━━━ SUPPLIED RECORDS ━━━

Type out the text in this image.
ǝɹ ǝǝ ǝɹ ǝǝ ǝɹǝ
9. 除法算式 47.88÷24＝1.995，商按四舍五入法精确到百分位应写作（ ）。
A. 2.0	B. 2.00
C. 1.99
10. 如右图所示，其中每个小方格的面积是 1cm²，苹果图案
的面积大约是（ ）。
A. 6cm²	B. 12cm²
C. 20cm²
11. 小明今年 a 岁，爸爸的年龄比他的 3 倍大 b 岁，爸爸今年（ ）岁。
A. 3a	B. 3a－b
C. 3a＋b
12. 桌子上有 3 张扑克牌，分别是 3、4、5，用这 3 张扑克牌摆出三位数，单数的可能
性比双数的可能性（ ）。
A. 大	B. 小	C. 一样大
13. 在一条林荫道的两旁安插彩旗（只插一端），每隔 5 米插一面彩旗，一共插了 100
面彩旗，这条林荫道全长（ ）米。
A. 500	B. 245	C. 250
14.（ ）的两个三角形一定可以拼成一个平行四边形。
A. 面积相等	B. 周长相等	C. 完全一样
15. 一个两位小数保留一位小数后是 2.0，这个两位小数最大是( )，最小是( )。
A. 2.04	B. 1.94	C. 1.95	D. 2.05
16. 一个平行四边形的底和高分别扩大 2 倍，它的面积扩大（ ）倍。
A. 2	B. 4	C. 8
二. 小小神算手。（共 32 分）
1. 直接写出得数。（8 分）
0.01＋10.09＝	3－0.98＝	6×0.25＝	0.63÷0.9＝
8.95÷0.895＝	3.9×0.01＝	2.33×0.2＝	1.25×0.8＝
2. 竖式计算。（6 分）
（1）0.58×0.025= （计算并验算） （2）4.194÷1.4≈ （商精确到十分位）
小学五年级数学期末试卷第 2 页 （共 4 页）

━━━

Each of the records should be retyped exactly.

Type out the text in this image.
ǝɹ ǝǝ ǝɹ ǝǝ ǝɹǝ
9. 除法算式 47.88÷24＝1.995，商按四舍五入法精确到百分位应写作（ ）。
A. 2.0	B. 2.00
C. 1.99
10. 如右图所示，其中每个小方格的面积是 1cm²，苹果图案
的面积大约是（ ）。
A. 6cm²	B. 12cm²
C. 20cm²
11. 小明今年 a 岁，爸爸的年龄比他的 3 倍大 b 岁，爸爸今年（ ）岁。
A. 3a	B. 3a－b
C. 3a＋b
12. 桌子上有 3 张扑克牌，分别是 3、4、5，用这 3 张扑克牌摆出三位数，单数的可能
性比双数的可能性（ ）。
A. 大	B. 小	C. 一样大
13. 在一条林荫道的两旁安插彩旗（只插一端），每隔 5 米插一面彩旗，一共插了 100
面彩旗，这条林荫道全长（ ）米。
A. 500	B. 245	C. 250
14.（ ）的两个三角形一定可以拼成一个平行四边形。
A. 面积相等	B. 周长相等	C. 完全一样
15. 一个两位小数保留一位小数后是 2.0，这个两位小数最大是( )，最小是( )。
A. 2.04	B. 1.94	C. 1.95	D. 2.05
16. 一个平行四边形的底和高分别扩大 2 倍，它的面积扩大（ ）倍。
A. 2	B. 4	C. 8
二. 小小神算手。（共 32 分）
1. 直接写出得数。（8 分）
0.01＋10.09＝	3－0.98＝	6×0.25＝	0.63÷0.9＝
8.95÷0.895＝	3.9×0.01＝	2.33×0.2＝	1.25×0.8＝
2. 竖式计算。（6 分）
（1）0.58×0.025= （计算并验算） （2）4.194÷1.4≈ （商精确到十分位）
小学五年级数学期末试卷第 2 页 （共 4 页）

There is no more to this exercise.